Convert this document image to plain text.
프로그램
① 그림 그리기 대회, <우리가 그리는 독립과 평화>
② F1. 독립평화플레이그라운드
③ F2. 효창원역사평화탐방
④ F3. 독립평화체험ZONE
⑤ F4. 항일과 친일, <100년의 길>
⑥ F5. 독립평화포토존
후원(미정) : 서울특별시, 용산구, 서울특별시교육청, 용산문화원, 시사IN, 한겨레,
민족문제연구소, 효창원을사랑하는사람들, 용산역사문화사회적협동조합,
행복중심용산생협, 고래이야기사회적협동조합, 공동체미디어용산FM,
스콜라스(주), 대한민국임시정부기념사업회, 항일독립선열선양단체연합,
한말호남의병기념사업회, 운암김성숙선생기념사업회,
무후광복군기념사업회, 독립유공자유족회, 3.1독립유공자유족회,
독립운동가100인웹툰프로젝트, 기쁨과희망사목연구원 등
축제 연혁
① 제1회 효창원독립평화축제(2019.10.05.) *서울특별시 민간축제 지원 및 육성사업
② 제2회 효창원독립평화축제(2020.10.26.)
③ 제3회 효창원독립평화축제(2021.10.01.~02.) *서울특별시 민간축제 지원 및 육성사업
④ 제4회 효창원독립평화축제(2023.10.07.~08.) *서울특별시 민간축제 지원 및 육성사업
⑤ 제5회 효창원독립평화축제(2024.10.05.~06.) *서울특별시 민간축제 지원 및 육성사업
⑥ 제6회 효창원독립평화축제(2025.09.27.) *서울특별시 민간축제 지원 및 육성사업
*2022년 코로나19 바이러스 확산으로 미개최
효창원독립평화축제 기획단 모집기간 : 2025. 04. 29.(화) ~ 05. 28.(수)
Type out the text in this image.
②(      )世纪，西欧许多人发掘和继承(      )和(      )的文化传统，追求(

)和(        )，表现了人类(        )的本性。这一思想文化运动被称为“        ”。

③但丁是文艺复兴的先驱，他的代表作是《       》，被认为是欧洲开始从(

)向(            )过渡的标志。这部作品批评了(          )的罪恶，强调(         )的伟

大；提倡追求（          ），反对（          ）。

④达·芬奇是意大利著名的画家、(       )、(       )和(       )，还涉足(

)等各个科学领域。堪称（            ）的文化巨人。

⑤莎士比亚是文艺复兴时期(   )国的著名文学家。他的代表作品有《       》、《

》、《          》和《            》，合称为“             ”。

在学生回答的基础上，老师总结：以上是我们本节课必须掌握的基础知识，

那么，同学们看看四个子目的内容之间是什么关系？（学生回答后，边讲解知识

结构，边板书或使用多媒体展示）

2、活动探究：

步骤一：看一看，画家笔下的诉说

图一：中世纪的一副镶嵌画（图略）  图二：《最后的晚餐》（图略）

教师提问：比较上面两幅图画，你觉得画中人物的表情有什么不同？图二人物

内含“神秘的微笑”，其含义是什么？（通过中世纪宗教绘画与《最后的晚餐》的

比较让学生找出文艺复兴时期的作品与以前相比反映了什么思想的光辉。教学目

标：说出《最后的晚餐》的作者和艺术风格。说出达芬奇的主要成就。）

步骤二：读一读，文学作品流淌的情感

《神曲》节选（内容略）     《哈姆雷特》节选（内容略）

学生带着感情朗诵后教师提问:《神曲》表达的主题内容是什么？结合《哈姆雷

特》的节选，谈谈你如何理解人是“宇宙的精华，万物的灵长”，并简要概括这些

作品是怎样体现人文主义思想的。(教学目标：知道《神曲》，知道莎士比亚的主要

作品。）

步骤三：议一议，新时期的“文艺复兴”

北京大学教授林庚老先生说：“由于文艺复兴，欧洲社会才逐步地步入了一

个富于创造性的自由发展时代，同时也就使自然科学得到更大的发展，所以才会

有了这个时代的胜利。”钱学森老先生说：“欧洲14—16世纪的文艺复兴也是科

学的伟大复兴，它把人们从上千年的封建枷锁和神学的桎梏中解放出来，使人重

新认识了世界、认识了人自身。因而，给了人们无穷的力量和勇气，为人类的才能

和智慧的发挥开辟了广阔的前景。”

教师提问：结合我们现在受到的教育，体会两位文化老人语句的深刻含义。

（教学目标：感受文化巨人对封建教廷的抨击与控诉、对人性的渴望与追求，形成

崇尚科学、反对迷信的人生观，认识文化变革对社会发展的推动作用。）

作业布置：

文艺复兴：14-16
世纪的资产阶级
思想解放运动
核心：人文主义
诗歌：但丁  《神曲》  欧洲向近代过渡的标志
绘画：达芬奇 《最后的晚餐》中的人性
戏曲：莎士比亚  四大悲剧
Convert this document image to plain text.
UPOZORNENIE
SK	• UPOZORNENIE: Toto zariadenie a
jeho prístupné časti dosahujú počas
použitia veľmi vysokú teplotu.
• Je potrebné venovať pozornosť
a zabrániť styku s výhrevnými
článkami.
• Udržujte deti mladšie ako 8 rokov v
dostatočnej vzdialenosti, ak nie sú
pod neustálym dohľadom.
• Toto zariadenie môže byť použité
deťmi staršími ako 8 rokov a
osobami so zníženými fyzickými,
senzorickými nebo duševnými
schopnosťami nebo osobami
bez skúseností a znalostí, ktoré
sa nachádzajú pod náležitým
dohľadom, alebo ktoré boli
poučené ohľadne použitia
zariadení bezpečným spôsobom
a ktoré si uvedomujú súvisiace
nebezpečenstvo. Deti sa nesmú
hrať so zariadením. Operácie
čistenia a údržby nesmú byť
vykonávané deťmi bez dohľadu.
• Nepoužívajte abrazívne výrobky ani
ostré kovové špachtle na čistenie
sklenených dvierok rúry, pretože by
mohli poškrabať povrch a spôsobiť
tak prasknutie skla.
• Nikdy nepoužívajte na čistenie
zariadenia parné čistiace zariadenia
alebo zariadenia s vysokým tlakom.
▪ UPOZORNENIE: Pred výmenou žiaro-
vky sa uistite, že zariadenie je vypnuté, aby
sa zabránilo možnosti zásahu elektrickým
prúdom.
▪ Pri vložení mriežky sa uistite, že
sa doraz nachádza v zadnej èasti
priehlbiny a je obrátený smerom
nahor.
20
::::
:: Task prompt ::
Reproduce every line of the data verbatim.

:: Exercise solution ::
Convert this document image to plain text.
프로그램
① 그림 그리기 대회, <우리가 그리는 독립과 평화>
② F1. 독립평화플레이그라운드
③ F2. 효창원역사평화탐방
④ F3. 독립평화체험ZONE
⑤ F4. 항일과 친일, <100년의 길>
⑥ F5. 독립평화포토존
후원(미정) : 서울특별시, 용산구, 서울특별시교육청, 용산문화원, 시사IN, 한겨레,
민족문제연구소, 효창원을사랑하는사람들, 용산역사문화사회적협동조합,
행복중심용산생협, 고래이야기사회적협동조합, 공동체미디어용산FM,
스콜라스(주), 대한민국임시정부기념사업회, 항일독립선열선양단체연합,
한말호남의병기념사업회, 운암김성숙선생기념사업회,
무후광복군기념사업회, 독립유공자유족회, 3.1독립유공자유족회,
독립운동가100인웹툰프로젝트, 기쁨과희망사목연구원 등
축제 연혁
① 제1회 효창원독립평화축제(2019.10.05.) *서울특별시 민간축제 지원 및 육성사업
② 제2회 효창원독립평화축제(2020.10.26.)
③ 제3회 효창원독립평화축제(2021.10.01.~02.) *서울특별시 민간축제 지원 및 육성사업
④ 제4회 효창원독립평화축제(2023.10.07.~08.) *서울특별시 민간축제 지원 및 육성사업
⑤ 제5회 효창원독립평화축제(2024.10.05.~06.) *서울특별시 민간축제 지원 및 육성사업
⑥ 제6회 효창원독립평화축제(2025.09.27.) *서울특별시 민간축제 지원 및 육성사업
*2022년 코로나19 바이러스 확산으로 미개최
효창원독립평화축제 기획단 모집기간 : 2025. 04. 29.(화) ~ 05. 28.(수)
Type out the text in this image.
②(      )世纪，西欧许多人发掘和继承(      )和(      )的文化传统，追求(

)和(        )，表现了人类(        )的本性。这一思想文化运动被称为“        ”。

③但丁是文艺复兴的先驱，他的代表作是《       》，被认为是欧洲开始从(

)向(            )过渡的标志。这部作品批评了(          )的罪恶，强调(         )的伟

大；提倡追求（          ），反对（          ）。

④达·芬奇是意大利著名的画家、(       )、(       )和(       )，还涉足(

)等各个科学领域。堪称（            ）的文化巨人。

⑤莎士比亚是文艺复兴时期(   )国的著名文学家。他的代表作品有《       》、《

》、《          》和《            》，合称为“             ”。

在学生回答的基础上，老师总结：以上是我们本节课必须掌握的基础知识，

那么，同学们看看四个子目的内容之间是什么关系？（学生回答后，边讲解知识

结构，边板书或使用多媒体展示）

2、活动探究：

步骤一：看一看，画家笔下的诉说

图一：中世纪的一副镶嵌画（图略）  图二：《最后的晚餐》（图略）

教师提问：比较上面两幅图画，你觉得画中人物的表情有什么不同？图二人物

内含“神秘的微笑”，其含义是什么？（通过中世纪宗教绘画与《最后的晚餐》的

比较让学生找出文艺复兴时期的作品与以前相比反映了什么思想的光辉。教学目

标：说出《最后的晚餐》的作者和艺术风格。说出达芬奇的主要成就。）

步骤二：读一读，文学作品流淌的情感

《神曲》节选（内容略）     《哈姆雷特》节选（内容略）

学生带着感情朗诵后教师提问:《神曲》表达的主题内容是什么？结合《哈姆雷

特》的节选，谈谈你如何理解人是“宇宙的精华，万物的灵长”，并简要概括这些

作品是怎样体现人文主义思想的。(教学目标：知道《神曲》，知道莎士比亚的主要

作品。）

步骤三：议一议，新时期的“文艺复兴”

北京大学教授林庚老先生说：“由于文艺复兴，欧洲社会才逐步地步入了一

个富于创造性的自由发展时代，同时也就使自然科学得到更大的发展，所以才会

有了这个时代的胜利。”钱学森老先生说：“欧洲14—16世纪的文艺复兴也是科

学的伟大复兴，它把人们从上千年的封建枷锁和神学的桎梏中解放出来，使人重

新认识了世界、认识了人自身。因而，给了人们无穷的力量和勇气，为人类的才能

和智慧的发挥开辟了广阔的前景。”

教师提问：结合我们现在受到的教育，体会两位文化老人语句的深刻含义。

（教学目标：感受文化巨人对封建教廷的抨击与控诉、对人性的渴望与追求，形成

崇尚科学、反对迷信的人生观，认识文化变革对社会发展的推动作用。）

作业布置：

文艺复兴：14-16
世纪的资产阶级
思想解放运动
核心：人文主义
诗歌：但丁  《神曲》  欧洲向近代过渡的标志
绘画：达芬奇 《最后的晚餐》中的人性
戏曲：莎士比亚  四大悲剧
Convert this document image to plain text.
UPOZORNENIE
SK	• UPOZORNENIE: Toto zariadenie a
jeho prístupné časti dosahujú počas
použitia veľmi vysokú teplotu.
• Je potrebné venovať pozornosť
a zabrániť styku s výhrevnými
článkami.
• Udržujte deti mladšie ako 8 rokov v
dostatočnej vzdialenosti, ak nie sú
pod neustálym dohľadom.
• Toto zariadenie môže byť použité
deťmi staršími ako 8 rokov a
osobami so zníženými fyzickými,
senzorickými nebo duševnými
schopnosťami nebo osobami
bez skúseností a znalostí, ktoré
sa nachádzajú pod náležitým
dohľadom, alebo ktoré boli
poučené ohľadne použitia
zariadení bezpečným spôsobom
a ktoré si uvedomujú súvisiace
nebezpečenstvo. Deti sa nesmú
hrať so zariadením. Operácie
čistenia a údržby nesmú byť
vykonávané deťmi bez dohľadu.
• Nepoužívajte abrazívne výrobky ani
ostré kovové špachtle na čistenie
sklenených dvierok rúry, pretože by
mohli poškrabať povrch a spôsobiť
tak prasknutie skla.
• Nikdy nepoužívajte na čistenie
zariadenia parné čistiace zariadenia
alebo zariadenia s vysokým tlakom.
▪ UPOZORNENIE: Pred výmenou žiaro-
vky sa uistite, že zariadenie je vypnuté, aby
sa zabránilo možnosti zásahu elektrickým
prúdom.
▪ Pri vložení mriežky sa uistite, že
sa doraz nachádza v zadnej èasti
priehlbiny a je obrátený smerom
nahor.
20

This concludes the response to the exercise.